> **Provided entries**

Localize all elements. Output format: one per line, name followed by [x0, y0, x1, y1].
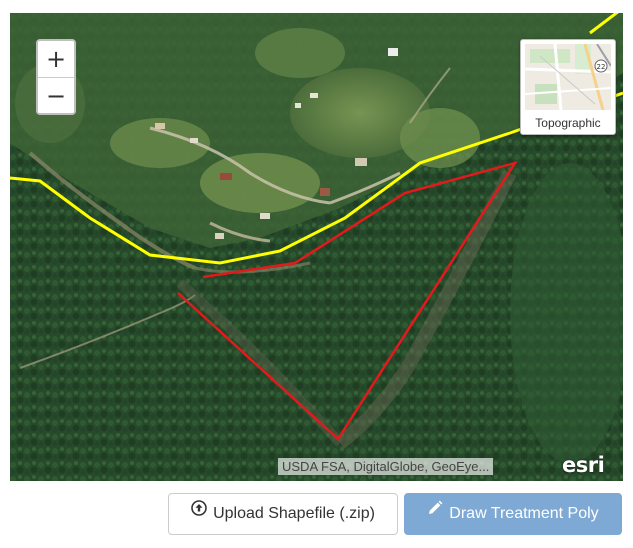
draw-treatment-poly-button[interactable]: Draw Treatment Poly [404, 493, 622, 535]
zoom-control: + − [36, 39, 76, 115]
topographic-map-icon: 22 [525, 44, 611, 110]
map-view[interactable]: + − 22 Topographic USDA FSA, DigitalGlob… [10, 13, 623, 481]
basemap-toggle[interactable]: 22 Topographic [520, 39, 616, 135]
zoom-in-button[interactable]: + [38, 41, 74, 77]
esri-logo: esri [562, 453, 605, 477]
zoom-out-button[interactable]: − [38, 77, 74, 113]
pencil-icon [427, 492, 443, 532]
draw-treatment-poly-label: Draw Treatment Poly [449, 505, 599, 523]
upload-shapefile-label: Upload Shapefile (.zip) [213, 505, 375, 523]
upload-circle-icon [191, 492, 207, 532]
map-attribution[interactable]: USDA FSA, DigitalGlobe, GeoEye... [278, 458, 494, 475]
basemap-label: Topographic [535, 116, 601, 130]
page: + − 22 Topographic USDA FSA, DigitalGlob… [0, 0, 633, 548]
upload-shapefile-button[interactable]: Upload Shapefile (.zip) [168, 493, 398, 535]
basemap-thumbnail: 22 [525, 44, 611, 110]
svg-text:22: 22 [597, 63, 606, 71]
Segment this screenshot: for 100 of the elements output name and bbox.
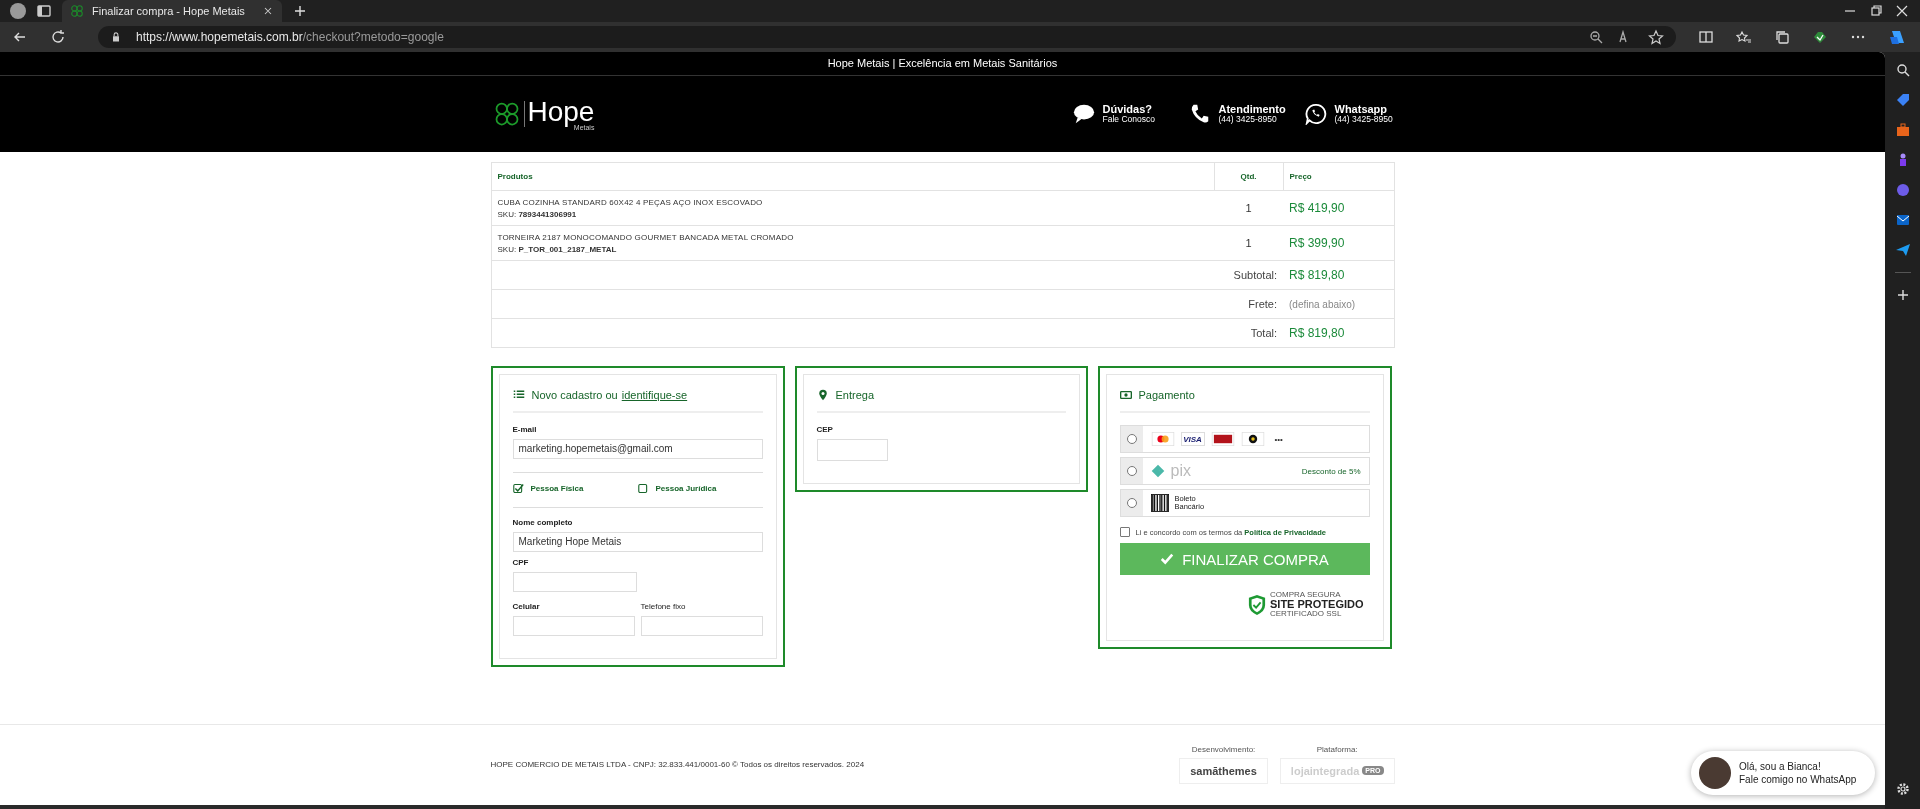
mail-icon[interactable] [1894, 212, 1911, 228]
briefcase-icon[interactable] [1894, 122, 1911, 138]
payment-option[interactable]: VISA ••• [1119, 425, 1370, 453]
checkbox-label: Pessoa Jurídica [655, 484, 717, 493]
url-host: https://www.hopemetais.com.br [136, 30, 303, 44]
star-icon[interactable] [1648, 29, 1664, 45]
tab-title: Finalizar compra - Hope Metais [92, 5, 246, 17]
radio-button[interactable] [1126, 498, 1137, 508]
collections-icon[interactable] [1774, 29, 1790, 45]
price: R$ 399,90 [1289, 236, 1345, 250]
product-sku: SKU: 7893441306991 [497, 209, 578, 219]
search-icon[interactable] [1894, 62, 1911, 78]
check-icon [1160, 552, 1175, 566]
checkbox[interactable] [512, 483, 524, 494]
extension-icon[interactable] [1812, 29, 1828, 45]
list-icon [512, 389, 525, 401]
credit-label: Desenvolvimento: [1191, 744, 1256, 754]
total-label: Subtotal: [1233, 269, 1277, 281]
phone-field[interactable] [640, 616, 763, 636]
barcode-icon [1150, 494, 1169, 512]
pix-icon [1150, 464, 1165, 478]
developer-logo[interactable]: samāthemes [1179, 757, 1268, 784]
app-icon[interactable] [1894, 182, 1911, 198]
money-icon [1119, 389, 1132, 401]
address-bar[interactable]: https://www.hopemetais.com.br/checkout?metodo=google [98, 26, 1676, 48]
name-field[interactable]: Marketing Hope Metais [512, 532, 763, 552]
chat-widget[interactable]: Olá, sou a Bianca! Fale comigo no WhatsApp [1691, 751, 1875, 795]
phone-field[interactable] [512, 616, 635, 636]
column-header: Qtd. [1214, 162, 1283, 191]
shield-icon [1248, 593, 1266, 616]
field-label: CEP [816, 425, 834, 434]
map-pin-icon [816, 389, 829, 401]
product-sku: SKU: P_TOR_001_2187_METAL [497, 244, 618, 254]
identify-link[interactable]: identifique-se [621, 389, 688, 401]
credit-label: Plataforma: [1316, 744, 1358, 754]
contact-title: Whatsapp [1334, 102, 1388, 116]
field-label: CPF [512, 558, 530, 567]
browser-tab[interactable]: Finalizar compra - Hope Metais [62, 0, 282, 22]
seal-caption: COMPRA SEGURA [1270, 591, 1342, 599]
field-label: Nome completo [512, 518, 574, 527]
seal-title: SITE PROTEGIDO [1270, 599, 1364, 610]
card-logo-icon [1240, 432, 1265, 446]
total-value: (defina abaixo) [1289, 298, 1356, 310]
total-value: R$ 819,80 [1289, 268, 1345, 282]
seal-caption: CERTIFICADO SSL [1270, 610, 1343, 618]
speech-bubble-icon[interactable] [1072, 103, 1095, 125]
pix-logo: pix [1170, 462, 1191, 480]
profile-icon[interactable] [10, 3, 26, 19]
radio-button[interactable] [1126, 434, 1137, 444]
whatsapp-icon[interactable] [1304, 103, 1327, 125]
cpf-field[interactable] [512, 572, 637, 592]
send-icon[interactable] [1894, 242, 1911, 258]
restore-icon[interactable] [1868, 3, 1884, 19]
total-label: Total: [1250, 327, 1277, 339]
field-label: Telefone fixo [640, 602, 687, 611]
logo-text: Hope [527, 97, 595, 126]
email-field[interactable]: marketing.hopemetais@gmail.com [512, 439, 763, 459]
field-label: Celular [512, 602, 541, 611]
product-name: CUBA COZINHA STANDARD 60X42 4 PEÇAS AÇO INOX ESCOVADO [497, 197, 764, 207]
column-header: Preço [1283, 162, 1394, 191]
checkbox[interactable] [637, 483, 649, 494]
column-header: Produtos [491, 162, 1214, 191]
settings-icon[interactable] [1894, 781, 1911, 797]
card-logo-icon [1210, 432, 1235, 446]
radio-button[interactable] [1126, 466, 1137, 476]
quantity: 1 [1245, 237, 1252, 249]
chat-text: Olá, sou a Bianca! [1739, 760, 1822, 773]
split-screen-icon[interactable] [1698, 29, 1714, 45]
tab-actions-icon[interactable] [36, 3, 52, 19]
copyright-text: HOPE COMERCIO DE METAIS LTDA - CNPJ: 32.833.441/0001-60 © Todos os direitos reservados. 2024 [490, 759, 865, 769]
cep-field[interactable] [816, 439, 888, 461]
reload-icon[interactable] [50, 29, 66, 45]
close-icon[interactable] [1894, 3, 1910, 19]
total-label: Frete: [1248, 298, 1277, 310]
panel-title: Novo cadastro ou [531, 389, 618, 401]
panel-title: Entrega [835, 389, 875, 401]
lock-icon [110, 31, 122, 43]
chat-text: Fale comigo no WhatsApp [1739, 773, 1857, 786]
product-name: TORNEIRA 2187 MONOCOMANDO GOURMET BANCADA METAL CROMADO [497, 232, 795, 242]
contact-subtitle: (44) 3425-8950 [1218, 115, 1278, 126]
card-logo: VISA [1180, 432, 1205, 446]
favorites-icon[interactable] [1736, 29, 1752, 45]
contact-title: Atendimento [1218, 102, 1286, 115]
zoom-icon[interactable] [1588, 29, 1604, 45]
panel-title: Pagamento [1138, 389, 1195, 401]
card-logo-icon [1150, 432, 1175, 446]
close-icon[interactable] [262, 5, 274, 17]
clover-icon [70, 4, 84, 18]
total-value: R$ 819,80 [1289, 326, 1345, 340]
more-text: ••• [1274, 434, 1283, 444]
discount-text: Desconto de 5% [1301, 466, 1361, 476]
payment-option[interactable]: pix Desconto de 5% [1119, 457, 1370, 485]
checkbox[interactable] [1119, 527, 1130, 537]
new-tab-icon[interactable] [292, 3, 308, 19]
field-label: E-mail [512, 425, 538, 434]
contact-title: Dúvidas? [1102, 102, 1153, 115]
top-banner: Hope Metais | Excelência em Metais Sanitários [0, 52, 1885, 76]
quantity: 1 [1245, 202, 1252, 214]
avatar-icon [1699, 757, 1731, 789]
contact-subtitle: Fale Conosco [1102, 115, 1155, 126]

> **Exercise prompt**
Recast the stretch of the records from the line containing "mail-icon[interactable] [1894, 212, 1911, 228]" through the line containing "price: R$ 399,90 [1289, 236, 1345, 250]", both ends included, as a Markdown table with the columns Row and Line. Number each line and leave out any blank lines.

> **Exercise result**
| Row | Line |
|---|---|
| 1 | mail-icon[interactable] [1894, 212, 1911, 228] |
| 2 | briefcase-icon[interactable] [1894, 122, 1911, 138] |
| 3 | payment-option[interactable]: VISA ••• [1119, 425, 1370, 453] |
| 4 | checkbox-label: Pessoa Jurídica [655, 484, 717, 493] |
| 5 | url-host: https://www.hopemetais.com.br [136, 30, 303, 44] |
| 6 | star-icon[interactable] [1648, 29, 1664, 45] |
| 7 | tab-title: Finalizar compra - Hope Metais [92, 5, 246, 17] |
| 8 | radio-button[interactable] [1126, 498, 1137, 508] |
| 9 | collections-icon[interactable] [1774, 29, 1790, 45] |
| 10 | price: R$ 399,90 [1289, 236, 1345, 250] |